Reproduce the full listing that appears beneath this instruction exactly.

* START *

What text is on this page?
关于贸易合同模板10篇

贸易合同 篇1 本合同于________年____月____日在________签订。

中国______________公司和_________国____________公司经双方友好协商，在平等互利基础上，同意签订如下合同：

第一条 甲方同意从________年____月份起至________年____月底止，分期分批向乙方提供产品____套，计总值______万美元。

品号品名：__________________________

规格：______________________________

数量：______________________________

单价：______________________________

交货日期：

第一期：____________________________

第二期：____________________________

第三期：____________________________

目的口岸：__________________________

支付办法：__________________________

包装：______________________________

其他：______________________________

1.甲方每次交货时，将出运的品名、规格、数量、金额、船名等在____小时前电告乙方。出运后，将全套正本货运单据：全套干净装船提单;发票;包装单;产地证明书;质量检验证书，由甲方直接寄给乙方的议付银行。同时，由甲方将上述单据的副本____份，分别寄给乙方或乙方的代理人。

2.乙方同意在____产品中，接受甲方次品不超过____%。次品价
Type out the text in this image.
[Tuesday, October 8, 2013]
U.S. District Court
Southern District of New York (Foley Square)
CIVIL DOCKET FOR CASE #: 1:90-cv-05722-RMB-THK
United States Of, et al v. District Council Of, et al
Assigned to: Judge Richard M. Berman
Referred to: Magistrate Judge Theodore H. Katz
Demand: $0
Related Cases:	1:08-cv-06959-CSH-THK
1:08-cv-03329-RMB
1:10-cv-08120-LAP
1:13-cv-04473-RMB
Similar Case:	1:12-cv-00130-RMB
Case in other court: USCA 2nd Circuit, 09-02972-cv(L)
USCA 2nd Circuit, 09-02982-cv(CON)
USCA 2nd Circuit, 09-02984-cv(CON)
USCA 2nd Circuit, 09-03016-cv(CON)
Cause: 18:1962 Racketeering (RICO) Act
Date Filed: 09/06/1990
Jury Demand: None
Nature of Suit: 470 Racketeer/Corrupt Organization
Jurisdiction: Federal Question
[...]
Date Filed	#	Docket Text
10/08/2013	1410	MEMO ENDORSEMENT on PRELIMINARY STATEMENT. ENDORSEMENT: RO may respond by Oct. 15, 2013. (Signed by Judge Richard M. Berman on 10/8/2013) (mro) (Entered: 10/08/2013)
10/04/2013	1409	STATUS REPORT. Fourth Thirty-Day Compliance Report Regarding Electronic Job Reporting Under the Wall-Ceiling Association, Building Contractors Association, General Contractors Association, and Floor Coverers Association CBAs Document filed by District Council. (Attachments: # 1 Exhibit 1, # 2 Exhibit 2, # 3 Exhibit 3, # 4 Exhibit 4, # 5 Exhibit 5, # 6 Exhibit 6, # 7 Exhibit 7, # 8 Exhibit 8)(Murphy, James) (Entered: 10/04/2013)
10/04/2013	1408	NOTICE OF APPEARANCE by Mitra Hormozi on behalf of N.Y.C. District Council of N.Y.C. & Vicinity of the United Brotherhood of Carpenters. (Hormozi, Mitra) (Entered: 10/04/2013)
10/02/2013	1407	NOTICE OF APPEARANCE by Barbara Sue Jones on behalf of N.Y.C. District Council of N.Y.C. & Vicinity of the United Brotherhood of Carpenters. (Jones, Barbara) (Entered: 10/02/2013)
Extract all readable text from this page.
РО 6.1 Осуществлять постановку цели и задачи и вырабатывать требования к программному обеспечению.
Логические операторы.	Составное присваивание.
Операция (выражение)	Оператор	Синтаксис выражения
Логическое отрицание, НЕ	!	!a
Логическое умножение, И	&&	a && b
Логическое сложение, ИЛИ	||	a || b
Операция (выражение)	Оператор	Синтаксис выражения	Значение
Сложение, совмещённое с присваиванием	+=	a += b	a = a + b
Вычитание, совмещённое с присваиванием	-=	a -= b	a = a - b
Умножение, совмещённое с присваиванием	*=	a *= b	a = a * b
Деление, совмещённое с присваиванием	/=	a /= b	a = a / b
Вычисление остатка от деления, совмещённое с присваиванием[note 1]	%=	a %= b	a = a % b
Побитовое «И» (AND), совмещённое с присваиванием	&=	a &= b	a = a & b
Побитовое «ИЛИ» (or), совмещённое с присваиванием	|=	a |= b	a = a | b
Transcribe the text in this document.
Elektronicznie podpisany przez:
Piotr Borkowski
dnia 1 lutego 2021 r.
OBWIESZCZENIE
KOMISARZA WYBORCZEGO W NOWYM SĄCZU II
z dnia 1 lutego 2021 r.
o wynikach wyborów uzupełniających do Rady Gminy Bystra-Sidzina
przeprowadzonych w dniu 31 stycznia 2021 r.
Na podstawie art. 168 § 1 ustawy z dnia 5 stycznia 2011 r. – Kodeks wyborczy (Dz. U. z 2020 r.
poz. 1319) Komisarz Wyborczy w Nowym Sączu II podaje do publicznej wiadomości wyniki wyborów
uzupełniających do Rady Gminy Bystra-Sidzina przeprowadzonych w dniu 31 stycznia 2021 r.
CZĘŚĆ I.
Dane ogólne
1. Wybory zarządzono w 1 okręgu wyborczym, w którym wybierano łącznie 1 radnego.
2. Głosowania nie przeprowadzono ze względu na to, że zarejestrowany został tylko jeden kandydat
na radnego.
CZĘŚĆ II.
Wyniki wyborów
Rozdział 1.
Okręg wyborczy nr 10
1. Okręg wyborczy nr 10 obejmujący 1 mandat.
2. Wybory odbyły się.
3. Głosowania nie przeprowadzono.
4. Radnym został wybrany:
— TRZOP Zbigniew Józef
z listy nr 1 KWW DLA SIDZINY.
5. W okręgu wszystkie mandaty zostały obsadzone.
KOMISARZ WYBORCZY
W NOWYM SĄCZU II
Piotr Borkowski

* END *

TASK RESULT:
What text is on this page?
关于贸易合同模板10篇

贸易合同 篇1 本合同于________年____月____日在________签订。

中国______________公司和_________国____________公司经双方友好协商，在平等互利基础上，同意签订如下合同：

第一条 甲方同意从________年____月份起至________年____月底止，分期分批向乙方提供产品____套，计总值______万美元。

品号品名：__________________________

规格：______________________________

数量：______________________________

单价：______________________________

交货日期：

第一期：____________________________

第二期：____________________________

第三期：____________________________

目的口岸：__________________________

支付办法：__________________________

包装：______________________________

其他：______________________________

1.甲方每次交货时，将出运的品名、规格、数量、金额、船名等在____小时前电告乙方。出运后，将全套正本货运单据：全套干净装船提单;发票;包装单;产地证明书;质量检验证书，由甲方直接寄给乙方的议付银行。同时，由甲方将上述单据的副本____份，分别寄给乙方或乙方的代理人。

2.乙方同意在____产品中，接受甲方次品不超过____%。次品价
Type out the text in this image.
[Tuesday, October 8, 2013]
U.S. District Court
Southern District of New York (Foley Square)
CIVIL DOCKET FOR CASE #: 1:90-cv-05722-RMB-THK
United States Of, et al v. District Council Of, et al
Assigned to: Judge Richard M. Berman
Referred to: Magistrate Judge Theodore H. Katz
Demand: $0
Related Cases:	1:08-cv-06959-CSH-THK
1:08-cv-03329-RMB
1:10-cv-08120-LAP
1:13-cv-04473-RMB
Similar Case:	1:12-cv-00130-RMB
Case in other court: USCA 2nd Circuit, 09-02972-cv(L)
USCA 2nd Circuit, 09-02982-cv(CON)
USCA 2nd Circuit, 09-02984-cv(CON)
USCA 2nd Circuit, 09-03016-cv(CON)
Cause: 18:1962 Racketeering (RICO) Act
Date Filed: 09/06/1990
Jury Demand: None
Nature of Suit: 470 Racketeer/Corrupt Organization
Jurisdiction: Federal Question
[...]
Date Filed	#	Docket Text
10/08/2013	1410	MEMO ENDORSEMENT on PRELIMINARY STATEMENT. ENDORSEMENT: RO may respond by Oct. 15, 2013. (Signed by Judge Richard M. Berman on 10/8/2013) (mro) (Entered: 10/08/2013)
10/04/2013	1409	STATUS REPORT. Fourth Thirty-Day Compliance Report Regarding Electronic Job Reporting Under the Wall-Ceiling Association, Building Contractors Association, General Contractors Association, and Floor Coverers Association CBAs Document filed by District Council. (Attachments: # 1 Exhibit 1, # 2 Exhibit 2, # 3 Exhibit 3, # 4 Exhibit 4, # 5 Exhibit 5, # 6 Exhibit 6, # 7 Exhibit 7, # 8 Exhibit 8)(Murphy, James) (Entered: 10/04/2013)
10/04/2013	1408	NOTICE OF APPEARANCE by Mitra Hormozi on behalf of N.Y.C. District Council of N.Y.C. & Vicinity of the United Brotherhood of Carpenters. (Hormozi, Mitra) (Entered: 10/04/2013)
10/02/2013	1407	NOTICE OF APPEARANCE by Barbara Sue Jones on behalf of N.Y.C. District Council of N.Y.C. & Vicinity of the United Brotherhood of Carpenters. (Jones, Barbara) (Entered: 10/02/2013)
Extract all readable text from this page.
РО 6.1 Осуществлять постановку цели и задачи и вырабатывать требования к программному обеспечению.
Логические операторы.	Составное присваивание.
Операция (выражение)	Оператор	Синтаксис выражения
Логическое отрицание, НЕ	!	!a
Логическое умножение, И	&&	a && b
Логическое сложение, ИЛИ	||	a || b
Операция (выражение)	Оператор	Синтаксис выражения	Значение
Сложение, совмещённое с присваиванием	+=	a += b	a = a + b
Вычитание, совмещённое с присваиванием	-=	a -= b	a = a - b
Умножение, совмещённое с присваиванием	*=	a *= b	a = a * b
Деление, совмещённое с присваиванием	/=	a /= b	a = a / b
Вычисление остатка от деления, совмещённое с присваиванием[note 1]	%=	a %= b	a = a % b
Побитовое «И» (AND), совмещённое с присваиванием	&=	a &= b	a = a & b
Побитовое «ИЛИ» (or), совмещённое с присваиванием	|=	a |= b	a = a | b
Transcribe the text in this document.
Elektronicznie podpisany przez:
Piotr Borkowski
dnia 1 lutego 2021 r.
OBWIESZCZENIE
KOMISARZA WYBORCZEGO W NOWYM SĄCZU II
z dnia 1 lutego 2021 r.
o wynikach wyborów uzupełniających do Rady Gminy Bystra-Sidzina
przeprowadzonych w dniu 31 stycznia 2021 r.
Na podstawie art. 168 § 1 ustawy z dnia 5 stycznia 2011 r. – Kodeks wyborczy (Dz. U. z 2020 r.
poz. 1319) Komisarz Wyborczy w Nowym Sączu II podaje do publicznej wiadomości wyniki wyborów
uzupełniających do Rady Gminy Bystra-Sidzina przeprowadzonych w dniu 31 stycznia 2021 r.
CZĘŚĆ I.
Dane ogólne
1. Wybory zarządzono w 1 okręgu wyborczym, w którym wybierano łącznie 1 radnego.
2. Głosowania nie przeprowadzono ze względu na to, że zarejestrowany został tylko jeden kandydat
na radnego.
CZĘŚĆ II.
Wyniki wyborów
Rozdział 1.
Okręg wyborczy nr 10
1. Okręg wyborczy nr 10 obejmujący 1 mandat.
2. Wybory odbyły się.
3. Głosowania nie przeprowadzono.
4. Radnym został wybrany:
— TRZOP Zbigniew Józef
z listy nr 1 KWW DLA SIDZINY.
5. W okręgu wszystkie mandaty zostały obsadzone.
KOMISARZ WYBORCZY
W NOWYM SĄCZU II
Piotr Borkowski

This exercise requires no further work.